• [Your objective] In your copy, repeat the records exactly and leave out the pictures.

----

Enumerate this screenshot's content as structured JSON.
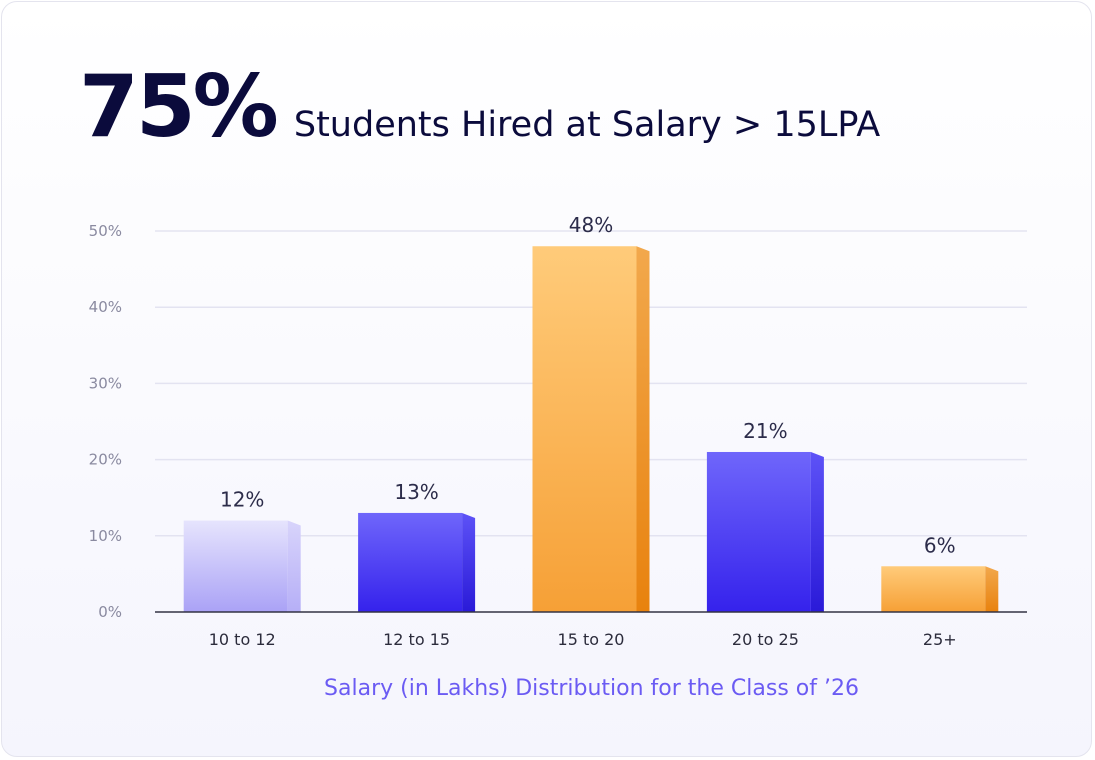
{
  "headline": {
    "stat": "75%",
    "text": "Students Hired at Salary > 15LPA"
  },
  "chart_data": {
    "type": "bar",
    "categories": [
      "10 to 12",
      "12 to 15",
      "15 to 20",
      "20 to 25",
      "25+"
    ],
    "values": [
      12,
      13,
      48,
      21,
      6
    ],
    "value_labels": [
      "12%",
      "13%",
      "48%",
      "21%",
      "6%"
    ],
    "ylim": [
      0,
      50
    ],
    "yticks": [
      0,
      10,
      20,
      30,
      40,
      50
    ],
    "ytick_labels": [
      "0%",
      "10%",
      "20%",
      "30%",
      "40%",
      "50%"
    ],
    "xlabel": "Salary (in Lakhs) Distribution for the Class of ’26",
    "ylabel": "",
    "grid": true,
    "legend": "none",
    "bar_styles": [
      "lavender",
      "blue",
      "orange",
      "blue",
      "orange"
    ],
    "colors": {
      "lavender": "#c9c4fb",
      "blue": "#4b3ff5",
      "orange": "#f6a63a",
      "text": "#0b0b3c",
      "tick": "#8a8aa0",
      "grid": "#e3e3f1",
      "axis": "#333344",
      "caption": "#6b5bf3"
    }
  }
}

----

• [Task result]
Enumerate this screenshot's content as structured JSON.
{
  "headline": {
    "stat": "75%",
    "text": "Students Hired at Salary > 15LPA"
  },
  "chart_data": {
    "type": "bar",
    "categories": [
      "10 to 12",
      "12 to 15",
      "15 to 20",
      "20 to 25",
      "25+"
    ],
    "values": [
      12,
      13,
      48,
      21,
      6
    ],
    "value_labels": [
      "12%",
      "13%",
      "48%",
      "21%",
      "6%"
    ],
    "ylim": [
      0,
      50
    ],
    "yticks": [
      0,
      10,
      20,
      30,
      40,
      50
    ],
    "ytick_labels": [
      "0%",
      "10%",
      "20%",
      "30%",
      "40%",
      "50%"
    ],
    "xlabel": "Salary (in Lakhs) Distribution for the Class of ’26",
    "ylabel": "",
    "grid": true,
    "legend": "none",
    "bar_styles": [
      "lavender",
      "blue",
      "orange",
      "blue",
      "orange"
    ],
    "colors": {
      "lavender": "#c9c4fb",
      "blue": "#4b3ff5",
      "orange": "#f6a63a",
      "text": "#0b0b3c",
      "tick": "#8a8aa0",
      "grid": "#e3e3f1",
      "axis": "#333344",
      "caption": "#6b5bf3"
    }
  }
}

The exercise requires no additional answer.